EXERCISE => Count every line in the following entries where the word "Show" appears. Give the count alone.

═══

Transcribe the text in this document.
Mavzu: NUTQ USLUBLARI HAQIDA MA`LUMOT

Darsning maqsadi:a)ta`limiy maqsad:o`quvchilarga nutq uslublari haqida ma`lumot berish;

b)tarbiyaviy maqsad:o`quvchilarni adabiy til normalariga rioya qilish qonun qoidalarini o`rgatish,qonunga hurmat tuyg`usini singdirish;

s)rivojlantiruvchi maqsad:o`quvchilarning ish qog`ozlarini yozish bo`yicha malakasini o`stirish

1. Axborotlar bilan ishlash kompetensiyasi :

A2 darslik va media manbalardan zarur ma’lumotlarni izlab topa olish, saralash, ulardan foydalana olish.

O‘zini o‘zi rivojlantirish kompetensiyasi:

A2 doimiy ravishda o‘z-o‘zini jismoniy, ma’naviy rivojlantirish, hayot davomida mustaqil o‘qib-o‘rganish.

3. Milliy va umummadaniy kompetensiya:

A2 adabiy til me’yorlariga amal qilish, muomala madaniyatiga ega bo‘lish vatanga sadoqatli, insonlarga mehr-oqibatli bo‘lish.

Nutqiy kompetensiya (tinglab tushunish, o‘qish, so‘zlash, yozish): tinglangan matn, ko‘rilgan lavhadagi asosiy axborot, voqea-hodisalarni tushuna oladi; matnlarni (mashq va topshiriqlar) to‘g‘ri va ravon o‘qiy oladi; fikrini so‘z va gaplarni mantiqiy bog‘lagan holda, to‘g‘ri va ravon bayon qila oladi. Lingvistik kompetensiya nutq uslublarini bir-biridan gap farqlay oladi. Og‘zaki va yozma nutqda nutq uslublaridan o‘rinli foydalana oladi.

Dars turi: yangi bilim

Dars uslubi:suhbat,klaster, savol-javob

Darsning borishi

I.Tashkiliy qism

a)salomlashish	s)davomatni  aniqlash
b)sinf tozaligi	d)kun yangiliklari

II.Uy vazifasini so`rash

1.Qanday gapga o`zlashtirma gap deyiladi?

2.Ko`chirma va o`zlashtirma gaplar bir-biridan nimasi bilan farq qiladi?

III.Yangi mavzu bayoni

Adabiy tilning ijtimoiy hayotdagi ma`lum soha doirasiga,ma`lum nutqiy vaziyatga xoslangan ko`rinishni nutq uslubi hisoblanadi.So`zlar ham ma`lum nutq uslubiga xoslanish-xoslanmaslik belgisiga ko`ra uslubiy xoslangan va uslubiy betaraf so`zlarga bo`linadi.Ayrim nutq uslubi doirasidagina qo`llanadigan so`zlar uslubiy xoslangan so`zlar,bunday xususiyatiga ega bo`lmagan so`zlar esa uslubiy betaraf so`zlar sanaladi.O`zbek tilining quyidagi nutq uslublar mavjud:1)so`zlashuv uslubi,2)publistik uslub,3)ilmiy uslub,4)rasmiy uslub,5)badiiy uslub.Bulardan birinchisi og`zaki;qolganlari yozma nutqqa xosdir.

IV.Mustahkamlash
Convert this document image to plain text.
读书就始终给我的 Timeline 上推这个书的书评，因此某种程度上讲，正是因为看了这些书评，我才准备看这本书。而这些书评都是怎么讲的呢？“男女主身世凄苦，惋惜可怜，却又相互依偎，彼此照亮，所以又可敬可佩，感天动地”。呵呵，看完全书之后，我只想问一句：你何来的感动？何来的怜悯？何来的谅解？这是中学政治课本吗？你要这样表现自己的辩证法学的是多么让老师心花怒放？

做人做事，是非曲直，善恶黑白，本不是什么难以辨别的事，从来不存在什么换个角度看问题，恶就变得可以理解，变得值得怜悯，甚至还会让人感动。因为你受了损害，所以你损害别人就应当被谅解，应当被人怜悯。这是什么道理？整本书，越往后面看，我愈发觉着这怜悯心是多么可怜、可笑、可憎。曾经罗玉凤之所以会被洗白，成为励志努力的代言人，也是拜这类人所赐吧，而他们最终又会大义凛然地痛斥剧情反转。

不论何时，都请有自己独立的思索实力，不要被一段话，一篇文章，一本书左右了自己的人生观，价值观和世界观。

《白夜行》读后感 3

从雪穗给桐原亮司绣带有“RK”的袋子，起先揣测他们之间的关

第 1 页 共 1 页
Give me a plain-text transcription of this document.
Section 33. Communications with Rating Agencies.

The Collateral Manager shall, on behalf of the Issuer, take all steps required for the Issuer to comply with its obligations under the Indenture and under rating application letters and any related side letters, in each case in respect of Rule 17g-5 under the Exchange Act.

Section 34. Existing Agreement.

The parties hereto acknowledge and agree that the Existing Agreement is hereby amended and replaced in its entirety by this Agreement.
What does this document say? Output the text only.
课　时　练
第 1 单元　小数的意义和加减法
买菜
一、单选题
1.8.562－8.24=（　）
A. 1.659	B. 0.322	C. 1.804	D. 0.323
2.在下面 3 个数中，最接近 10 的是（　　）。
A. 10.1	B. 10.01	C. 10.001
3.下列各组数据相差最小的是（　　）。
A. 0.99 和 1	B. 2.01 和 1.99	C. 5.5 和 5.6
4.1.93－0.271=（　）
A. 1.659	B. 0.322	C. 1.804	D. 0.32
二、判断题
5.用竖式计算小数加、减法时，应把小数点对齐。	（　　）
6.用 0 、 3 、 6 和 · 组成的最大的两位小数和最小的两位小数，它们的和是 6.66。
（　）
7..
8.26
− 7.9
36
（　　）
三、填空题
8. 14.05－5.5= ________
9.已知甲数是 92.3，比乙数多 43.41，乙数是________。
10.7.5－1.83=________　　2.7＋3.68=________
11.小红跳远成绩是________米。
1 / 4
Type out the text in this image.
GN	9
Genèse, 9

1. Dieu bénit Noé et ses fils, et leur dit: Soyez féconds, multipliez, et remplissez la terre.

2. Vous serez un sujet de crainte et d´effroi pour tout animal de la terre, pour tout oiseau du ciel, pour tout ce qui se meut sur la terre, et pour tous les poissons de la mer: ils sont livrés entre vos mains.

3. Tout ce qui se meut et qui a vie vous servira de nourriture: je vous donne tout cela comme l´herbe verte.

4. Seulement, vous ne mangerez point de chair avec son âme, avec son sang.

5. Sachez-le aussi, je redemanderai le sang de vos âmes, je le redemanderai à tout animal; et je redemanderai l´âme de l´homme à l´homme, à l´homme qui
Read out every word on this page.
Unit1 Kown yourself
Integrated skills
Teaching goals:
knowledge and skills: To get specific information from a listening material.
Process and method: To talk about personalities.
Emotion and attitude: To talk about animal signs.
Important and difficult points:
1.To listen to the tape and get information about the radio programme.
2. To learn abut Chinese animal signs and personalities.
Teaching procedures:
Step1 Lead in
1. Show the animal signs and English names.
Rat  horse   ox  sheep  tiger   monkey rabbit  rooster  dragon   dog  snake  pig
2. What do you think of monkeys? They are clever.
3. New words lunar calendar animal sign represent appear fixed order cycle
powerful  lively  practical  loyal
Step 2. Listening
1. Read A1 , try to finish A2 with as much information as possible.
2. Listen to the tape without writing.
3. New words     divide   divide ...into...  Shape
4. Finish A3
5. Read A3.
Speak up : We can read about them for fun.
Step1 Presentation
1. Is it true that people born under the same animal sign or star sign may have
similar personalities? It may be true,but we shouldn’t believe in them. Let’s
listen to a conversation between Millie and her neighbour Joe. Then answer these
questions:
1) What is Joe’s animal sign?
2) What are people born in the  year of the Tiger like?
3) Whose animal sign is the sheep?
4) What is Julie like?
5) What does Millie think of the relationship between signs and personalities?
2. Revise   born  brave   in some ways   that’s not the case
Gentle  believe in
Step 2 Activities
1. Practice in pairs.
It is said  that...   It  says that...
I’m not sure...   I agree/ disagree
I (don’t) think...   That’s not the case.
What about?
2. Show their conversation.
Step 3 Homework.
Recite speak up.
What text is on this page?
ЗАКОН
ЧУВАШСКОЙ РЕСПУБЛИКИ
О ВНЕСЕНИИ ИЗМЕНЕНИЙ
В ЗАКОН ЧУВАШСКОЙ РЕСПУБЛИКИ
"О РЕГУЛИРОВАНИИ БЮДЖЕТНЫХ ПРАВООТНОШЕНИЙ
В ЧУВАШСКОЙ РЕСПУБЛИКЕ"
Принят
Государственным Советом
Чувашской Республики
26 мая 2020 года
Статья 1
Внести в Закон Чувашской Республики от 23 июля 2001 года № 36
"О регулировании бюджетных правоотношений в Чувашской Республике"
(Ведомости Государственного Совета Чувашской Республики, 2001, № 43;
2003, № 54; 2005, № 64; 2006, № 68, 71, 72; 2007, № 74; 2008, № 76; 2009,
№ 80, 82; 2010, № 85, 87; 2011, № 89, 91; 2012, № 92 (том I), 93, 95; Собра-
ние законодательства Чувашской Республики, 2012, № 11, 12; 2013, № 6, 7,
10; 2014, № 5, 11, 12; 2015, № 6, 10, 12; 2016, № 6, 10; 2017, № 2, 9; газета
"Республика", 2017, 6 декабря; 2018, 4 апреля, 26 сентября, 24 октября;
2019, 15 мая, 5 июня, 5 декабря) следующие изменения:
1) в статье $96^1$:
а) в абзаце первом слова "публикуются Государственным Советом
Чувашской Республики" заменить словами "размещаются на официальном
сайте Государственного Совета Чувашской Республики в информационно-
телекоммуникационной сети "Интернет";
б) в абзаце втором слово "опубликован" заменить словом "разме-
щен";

═══

FINAL RESULT => 2